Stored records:
+ + + +
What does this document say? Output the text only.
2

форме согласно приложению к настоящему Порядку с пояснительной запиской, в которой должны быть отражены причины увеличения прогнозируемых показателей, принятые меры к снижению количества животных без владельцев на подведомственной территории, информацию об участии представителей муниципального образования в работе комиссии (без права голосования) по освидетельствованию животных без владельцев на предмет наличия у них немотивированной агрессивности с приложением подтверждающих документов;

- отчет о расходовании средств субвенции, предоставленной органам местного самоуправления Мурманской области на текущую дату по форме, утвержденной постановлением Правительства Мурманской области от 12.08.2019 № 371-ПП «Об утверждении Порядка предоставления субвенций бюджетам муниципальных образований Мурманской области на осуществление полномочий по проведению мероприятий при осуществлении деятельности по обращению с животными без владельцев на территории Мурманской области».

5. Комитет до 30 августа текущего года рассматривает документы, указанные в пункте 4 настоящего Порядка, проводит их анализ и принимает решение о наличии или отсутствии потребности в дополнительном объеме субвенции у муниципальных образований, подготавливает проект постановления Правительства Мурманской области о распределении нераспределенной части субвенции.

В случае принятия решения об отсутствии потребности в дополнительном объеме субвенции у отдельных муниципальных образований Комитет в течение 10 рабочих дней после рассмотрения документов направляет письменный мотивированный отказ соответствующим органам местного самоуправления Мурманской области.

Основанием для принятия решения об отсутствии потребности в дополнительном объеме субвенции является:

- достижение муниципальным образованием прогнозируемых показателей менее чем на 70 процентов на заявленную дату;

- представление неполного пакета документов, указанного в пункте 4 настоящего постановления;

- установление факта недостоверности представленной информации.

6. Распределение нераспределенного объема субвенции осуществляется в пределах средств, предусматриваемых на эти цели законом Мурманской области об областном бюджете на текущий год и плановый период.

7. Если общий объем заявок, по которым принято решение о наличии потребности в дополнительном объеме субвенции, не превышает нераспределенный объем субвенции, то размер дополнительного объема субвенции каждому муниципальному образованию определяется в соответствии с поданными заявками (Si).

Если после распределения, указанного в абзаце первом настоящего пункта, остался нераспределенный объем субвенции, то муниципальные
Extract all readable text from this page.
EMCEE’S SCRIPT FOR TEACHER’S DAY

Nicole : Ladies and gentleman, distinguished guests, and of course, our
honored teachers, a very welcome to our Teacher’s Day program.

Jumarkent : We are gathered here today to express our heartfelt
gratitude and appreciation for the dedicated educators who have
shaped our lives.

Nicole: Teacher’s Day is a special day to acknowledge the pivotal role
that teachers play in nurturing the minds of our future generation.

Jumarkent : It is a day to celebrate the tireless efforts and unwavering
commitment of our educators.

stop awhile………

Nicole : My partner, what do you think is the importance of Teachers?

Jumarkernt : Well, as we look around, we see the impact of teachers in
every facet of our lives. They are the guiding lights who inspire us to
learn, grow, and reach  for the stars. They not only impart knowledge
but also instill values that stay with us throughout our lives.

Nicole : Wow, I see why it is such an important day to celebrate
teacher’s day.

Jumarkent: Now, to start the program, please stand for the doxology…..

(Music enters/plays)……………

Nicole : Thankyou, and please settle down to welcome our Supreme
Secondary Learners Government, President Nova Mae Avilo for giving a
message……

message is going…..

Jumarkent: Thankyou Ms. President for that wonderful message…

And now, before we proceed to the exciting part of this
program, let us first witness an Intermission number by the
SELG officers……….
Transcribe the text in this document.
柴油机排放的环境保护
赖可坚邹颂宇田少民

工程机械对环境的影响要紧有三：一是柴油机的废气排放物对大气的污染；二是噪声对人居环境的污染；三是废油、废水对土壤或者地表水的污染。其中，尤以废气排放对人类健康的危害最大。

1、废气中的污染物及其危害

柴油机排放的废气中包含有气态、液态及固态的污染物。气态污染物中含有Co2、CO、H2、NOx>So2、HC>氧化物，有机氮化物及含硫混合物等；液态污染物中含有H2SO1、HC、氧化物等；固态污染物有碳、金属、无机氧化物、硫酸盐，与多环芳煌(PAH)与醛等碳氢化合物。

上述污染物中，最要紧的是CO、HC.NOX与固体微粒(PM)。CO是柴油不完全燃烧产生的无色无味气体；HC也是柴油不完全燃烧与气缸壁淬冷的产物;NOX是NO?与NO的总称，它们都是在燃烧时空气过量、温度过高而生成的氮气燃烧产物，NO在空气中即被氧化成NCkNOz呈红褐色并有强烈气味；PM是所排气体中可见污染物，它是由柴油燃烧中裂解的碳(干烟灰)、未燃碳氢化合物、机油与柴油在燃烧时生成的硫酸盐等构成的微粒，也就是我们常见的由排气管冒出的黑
+ + + +
Copy out each line of the records where the string "объема" appears.

6. Распределение нераспределенного объема субвенции осуществляется в пределах средств, предусматриваемых на эти цели законом Мурманской области об областном бюджете на текущий год и плановый период.
7. Если общий объем заявок, по которым принято решение о наличии потребности в дополнительном объеме субвенции, не превышает нераспределенный объем субвенции, то размер дополнительного объема субвенции каждому муниципальному образованию определяется в соответствии с поданными заявками (Si).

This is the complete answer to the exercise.